As with other destinations for respite and leisure, the amenities and entertainments available on the Kent coastline were outlined to readers in a range of printed texts. Alongside more formal travel guides, a number of narrative poems presented a lively picture of the experience of the late eighteenth-century holiday-goer. The Sea-side, an epistolary poem published in 1798, offers a notably upbeat account of a summer spent at Ramsgate. From the perspective of Simkin Slenderwit, the poem applies to Ramsgate the amiable satire and anapaestic metre that had been popularised thirty years earlier by Christopher Anstey’s The New Bath Guide (1766).
Across six letters written to his mother in London, Simkin relates the resort’s daily routines: early-morning bathing; consultations with physicians; afternoon socialising; evening balls. Simkin’s jaunty, ‘hand-gallop lines’ sketch portraits of the character types associated with the watering-place: its strutting doctors, bustling bathers, female romance-readers, and doddering dancers. As these caricatures suggest, the letters record not just jollity but ironies and misadventures. The ocean’s ‘catholic wave’, Simkin notes, cures not only the infirm and barren but rakish men and demi-reps (women of doubtful respectability). Describing an Assembly Ball, meanwhile, he relates how his brother Billy’s ‘delicate flesh-colour’d breeches’ become thoroughly stained with ‘gunpowder tea’ following a collision with a fellow carouser.

- - -

→ **TASK LIST**:
[a] Select each line among the entries that contains the string "schedule".
[b] Pick up the passage on the Ramsgate seaside poem after its final sentence and write a continuation of it.

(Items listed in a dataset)
- - -

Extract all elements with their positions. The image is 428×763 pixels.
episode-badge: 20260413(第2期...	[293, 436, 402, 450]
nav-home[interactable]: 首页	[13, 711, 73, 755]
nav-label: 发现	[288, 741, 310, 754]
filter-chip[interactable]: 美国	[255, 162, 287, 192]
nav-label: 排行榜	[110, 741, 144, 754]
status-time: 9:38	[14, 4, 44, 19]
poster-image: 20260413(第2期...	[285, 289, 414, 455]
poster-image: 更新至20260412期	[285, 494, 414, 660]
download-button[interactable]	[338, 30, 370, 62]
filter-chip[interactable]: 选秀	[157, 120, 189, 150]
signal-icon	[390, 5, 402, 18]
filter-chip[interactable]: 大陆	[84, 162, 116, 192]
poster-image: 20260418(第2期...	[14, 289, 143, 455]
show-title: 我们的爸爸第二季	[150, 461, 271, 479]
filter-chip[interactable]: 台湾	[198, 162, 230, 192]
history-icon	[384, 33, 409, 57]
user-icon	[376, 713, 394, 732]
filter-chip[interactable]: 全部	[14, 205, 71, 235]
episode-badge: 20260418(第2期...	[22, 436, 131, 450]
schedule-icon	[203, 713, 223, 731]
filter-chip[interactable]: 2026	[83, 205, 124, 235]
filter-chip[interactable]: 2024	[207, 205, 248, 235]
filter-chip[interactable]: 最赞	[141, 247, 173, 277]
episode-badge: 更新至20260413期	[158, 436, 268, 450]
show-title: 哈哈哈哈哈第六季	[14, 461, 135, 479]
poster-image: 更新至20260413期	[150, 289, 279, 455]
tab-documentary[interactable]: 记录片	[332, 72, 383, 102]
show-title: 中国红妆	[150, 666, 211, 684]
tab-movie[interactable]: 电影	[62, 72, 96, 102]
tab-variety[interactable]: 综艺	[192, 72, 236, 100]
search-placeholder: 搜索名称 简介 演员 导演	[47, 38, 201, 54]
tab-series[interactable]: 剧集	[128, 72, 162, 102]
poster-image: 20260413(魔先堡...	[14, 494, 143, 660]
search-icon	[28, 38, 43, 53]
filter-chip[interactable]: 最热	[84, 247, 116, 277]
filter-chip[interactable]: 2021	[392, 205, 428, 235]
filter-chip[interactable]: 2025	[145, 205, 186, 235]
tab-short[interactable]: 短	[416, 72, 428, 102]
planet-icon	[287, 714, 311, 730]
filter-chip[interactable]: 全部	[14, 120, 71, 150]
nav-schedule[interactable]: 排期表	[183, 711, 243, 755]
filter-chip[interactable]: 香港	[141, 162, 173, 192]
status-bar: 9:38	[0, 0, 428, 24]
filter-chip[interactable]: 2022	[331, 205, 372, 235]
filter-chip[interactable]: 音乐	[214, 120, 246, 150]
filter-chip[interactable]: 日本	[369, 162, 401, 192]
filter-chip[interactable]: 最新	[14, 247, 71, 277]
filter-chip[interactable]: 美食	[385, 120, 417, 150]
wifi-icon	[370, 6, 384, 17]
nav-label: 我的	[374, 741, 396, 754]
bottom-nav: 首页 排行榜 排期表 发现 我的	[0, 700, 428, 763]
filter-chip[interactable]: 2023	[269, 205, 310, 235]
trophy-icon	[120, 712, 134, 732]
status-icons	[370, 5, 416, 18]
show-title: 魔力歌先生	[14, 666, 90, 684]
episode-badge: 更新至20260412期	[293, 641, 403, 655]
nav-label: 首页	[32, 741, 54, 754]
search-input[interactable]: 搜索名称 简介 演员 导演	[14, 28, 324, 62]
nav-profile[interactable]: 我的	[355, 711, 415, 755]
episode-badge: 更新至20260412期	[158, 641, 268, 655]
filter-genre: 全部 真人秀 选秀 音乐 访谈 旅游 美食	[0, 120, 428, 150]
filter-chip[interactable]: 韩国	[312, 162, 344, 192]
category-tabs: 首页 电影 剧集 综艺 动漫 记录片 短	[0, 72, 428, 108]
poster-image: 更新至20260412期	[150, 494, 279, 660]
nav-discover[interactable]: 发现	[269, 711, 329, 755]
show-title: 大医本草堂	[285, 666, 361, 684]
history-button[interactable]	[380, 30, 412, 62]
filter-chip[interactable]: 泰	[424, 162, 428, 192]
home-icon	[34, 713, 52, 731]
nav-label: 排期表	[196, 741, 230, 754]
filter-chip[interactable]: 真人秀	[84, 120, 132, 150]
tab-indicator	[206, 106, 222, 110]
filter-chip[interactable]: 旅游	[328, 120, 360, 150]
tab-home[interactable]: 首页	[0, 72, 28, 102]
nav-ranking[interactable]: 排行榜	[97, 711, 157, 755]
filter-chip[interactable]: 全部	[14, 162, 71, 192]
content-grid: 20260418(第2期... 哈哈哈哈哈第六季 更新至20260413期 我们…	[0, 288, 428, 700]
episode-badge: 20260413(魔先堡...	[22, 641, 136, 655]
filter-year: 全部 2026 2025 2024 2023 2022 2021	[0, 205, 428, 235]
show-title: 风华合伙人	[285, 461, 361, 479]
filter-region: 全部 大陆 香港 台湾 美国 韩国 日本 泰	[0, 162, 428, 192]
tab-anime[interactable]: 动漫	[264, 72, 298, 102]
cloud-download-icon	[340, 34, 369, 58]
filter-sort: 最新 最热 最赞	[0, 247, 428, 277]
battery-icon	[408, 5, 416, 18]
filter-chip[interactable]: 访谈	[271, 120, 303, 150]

- - -

→ **EXPECTED RESULTS**:
[a]
schedule-icon	[203, 713, 223, 731]
nav-schedule[interactable]: 排期表	[183, 711, 243, 755]

[b]
Despite these demurrers and mishaps, Simkin is a cheerleader for both the health benefits and the social ambience of Ramsgate. His letters applaud the bathing regime in patriotic terms: ‘Till noon, are the guides, the machines, and their drivers, / For the health of the nation most zealous contrivers’. He is also impressed by the sociable good humour on display during the weekly gatherings at Dandelion gardens, near Margate:
What possés from Ramsgate and Margate are seen
Repairing to lunch and to dance on the green!
All with hearts light as feathers they scud it along,
A mirthful, wide-grinning, and sport-loving throng.
Above all the other popular coastal resorts – Scarborough, Weymouth, Brighton, Hastings, and Margate – Simkin favours Ramsgate. Despite having to leave after six weeks (having exhausted his funds), therefore, he looks forward to returning, and the poem concludes by extolling the restorative effect of ‘these regions so healing to nerves and the spleen’.
As his name implies, of course, Simkin – like his namesake in Anstey’s New Bath Guide – is to some degree a naïve persona, whose simple-minded enthusiasm sometimes tips into bathos and hyperbole. Before bidding a final farewell to ‘ye sweet regions of washing’, he extols the pier as ‘that fabric stupendous! that monument dear!’ (it is worth noting that the ‘new harbour’ had also been termed a ‘stupendous work’ in guidebooks such as Hall’s New Margate and Ramsgate Guide). Yet the spirited sociability of Simkin and his fellow seaside-goers cannot be entirely gainsaid, and overall, the poem’s anonymous author offers a flattering, if sometimes ironic portrayal of the pleasures to be had from ‘Summerising at Ramsgate’.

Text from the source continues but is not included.